* [What you have to do]: Look below. Copy each line that has "intermediate" in it.

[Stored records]
_ _ _ _
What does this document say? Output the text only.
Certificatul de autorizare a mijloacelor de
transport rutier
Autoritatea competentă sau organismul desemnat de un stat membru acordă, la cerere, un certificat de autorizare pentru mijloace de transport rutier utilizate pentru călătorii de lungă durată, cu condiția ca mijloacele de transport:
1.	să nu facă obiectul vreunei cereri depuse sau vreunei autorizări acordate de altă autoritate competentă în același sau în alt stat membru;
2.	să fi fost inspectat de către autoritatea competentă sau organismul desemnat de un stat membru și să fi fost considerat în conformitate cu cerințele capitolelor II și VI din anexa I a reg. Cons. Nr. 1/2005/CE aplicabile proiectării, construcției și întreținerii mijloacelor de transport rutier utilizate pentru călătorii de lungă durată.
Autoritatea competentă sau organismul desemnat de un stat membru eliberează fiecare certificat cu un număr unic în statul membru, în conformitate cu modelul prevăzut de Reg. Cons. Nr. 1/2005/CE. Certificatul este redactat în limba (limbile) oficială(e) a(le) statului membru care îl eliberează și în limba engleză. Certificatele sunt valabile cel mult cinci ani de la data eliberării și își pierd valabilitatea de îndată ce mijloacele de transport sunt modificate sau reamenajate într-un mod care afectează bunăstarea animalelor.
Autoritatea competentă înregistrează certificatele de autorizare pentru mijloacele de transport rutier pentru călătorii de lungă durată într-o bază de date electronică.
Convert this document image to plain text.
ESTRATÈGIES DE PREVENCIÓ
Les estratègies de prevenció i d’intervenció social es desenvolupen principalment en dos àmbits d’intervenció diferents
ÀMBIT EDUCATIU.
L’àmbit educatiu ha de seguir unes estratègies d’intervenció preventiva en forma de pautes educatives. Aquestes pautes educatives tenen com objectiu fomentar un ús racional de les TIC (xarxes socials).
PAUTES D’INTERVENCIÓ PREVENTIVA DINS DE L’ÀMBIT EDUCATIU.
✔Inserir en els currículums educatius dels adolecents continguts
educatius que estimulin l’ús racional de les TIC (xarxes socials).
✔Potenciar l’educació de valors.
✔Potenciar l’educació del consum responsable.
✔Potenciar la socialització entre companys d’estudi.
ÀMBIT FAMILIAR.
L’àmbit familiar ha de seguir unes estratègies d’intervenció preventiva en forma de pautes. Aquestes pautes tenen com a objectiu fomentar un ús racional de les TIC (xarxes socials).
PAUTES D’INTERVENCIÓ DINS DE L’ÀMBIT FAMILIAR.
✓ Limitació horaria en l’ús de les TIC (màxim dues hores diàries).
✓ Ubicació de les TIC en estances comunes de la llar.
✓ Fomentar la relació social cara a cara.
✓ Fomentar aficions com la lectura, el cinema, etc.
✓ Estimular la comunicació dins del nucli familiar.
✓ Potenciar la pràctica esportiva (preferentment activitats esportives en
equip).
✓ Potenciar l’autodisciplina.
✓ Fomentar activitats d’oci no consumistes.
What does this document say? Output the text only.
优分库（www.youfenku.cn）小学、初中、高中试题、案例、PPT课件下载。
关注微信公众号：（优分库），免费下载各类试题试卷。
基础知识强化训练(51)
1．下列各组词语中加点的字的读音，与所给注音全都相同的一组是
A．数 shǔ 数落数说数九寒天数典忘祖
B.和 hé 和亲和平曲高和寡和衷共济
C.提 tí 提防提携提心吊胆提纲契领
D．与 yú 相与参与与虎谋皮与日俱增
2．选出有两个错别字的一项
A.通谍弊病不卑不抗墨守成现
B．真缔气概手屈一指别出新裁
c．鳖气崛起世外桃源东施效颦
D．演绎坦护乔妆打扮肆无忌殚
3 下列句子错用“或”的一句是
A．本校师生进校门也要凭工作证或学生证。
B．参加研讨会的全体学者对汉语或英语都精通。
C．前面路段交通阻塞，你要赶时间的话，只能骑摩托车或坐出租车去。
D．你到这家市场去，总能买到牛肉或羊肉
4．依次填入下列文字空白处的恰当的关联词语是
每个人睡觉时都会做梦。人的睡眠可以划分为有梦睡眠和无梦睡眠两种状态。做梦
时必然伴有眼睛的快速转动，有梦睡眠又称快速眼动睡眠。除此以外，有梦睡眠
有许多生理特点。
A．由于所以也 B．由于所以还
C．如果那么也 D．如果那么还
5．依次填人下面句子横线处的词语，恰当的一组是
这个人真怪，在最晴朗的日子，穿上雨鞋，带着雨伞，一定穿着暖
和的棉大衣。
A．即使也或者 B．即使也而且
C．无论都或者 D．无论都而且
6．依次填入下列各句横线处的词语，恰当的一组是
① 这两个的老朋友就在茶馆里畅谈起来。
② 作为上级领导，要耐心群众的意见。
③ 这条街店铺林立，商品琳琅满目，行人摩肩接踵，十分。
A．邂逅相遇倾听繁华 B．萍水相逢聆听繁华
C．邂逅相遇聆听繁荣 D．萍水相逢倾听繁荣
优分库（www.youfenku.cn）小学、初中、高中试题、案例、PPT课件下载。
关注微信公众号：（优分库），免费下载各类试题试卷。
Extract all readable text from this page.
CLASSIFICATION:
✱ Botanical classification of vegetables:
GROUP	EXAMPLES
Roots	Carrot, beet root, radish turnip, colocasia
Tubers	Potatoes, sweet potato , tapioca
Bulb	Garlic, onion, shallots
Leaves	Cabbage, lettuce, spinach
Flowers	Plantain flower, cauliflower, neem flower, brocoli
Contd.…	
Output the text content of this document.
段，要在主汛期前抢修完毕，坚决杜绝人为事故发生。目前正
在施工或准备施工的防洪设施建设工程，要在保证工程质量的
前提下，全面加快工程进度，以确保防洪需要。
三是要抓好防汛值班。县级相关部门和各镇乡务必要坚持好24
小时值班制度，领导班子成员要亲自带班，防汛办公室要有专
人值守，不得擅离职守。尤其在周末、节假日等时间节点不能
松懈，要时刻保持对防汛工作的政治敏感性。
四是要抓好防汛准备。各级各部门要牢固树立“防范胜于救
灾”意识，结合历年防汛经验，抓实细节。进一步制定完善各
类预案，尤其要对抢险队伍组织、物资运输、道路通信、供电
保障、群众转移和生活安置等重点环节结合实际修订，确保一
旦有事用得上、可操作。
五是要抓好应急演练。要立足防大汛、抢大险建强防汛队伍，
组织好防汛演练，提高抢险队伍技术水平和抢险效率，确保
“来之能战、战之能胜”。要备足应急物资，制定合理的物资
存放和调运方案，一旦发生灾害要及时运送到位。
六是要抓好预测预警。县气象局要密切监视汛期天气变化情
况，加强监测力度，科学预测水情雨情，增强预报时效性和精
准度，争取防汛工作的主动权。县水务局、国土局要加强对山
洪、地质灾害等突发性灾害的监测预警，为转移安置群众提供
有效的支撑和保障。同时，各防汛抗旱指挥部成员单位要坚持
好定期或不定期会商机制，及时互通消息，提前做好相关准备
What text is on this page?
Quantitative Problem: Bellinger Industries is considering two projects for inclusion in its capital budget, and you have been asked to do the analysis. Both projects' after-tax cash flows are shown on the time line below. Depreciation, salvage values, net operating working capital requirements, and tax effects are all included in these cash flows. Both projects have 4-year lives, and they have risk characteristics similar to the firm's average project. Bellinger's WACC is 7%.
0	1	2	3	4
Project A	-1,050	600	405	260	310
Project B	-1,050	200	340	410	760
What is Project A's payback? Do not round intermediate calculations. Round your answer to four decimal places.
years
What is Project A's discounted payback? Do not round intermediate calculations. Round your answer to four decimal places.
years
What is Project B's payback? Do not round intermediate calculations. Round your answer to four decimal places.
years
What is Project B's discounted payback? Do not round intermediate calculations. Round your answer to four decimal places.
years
_ _ _ _
* [Reply]:
What is Project A's payback? Do not round intermediate calculations. Round your answer to four decimal places.
What is Project A's discounted payback? Do not round intermediate calculations. Round your answer to four decimal places.
What is Project B's payback? Do not round intermediate calculations. Round your answer to four decimal places.
What is Project B's discounted payback? Do not round intermediate calculations. Round your answer to four decimal places.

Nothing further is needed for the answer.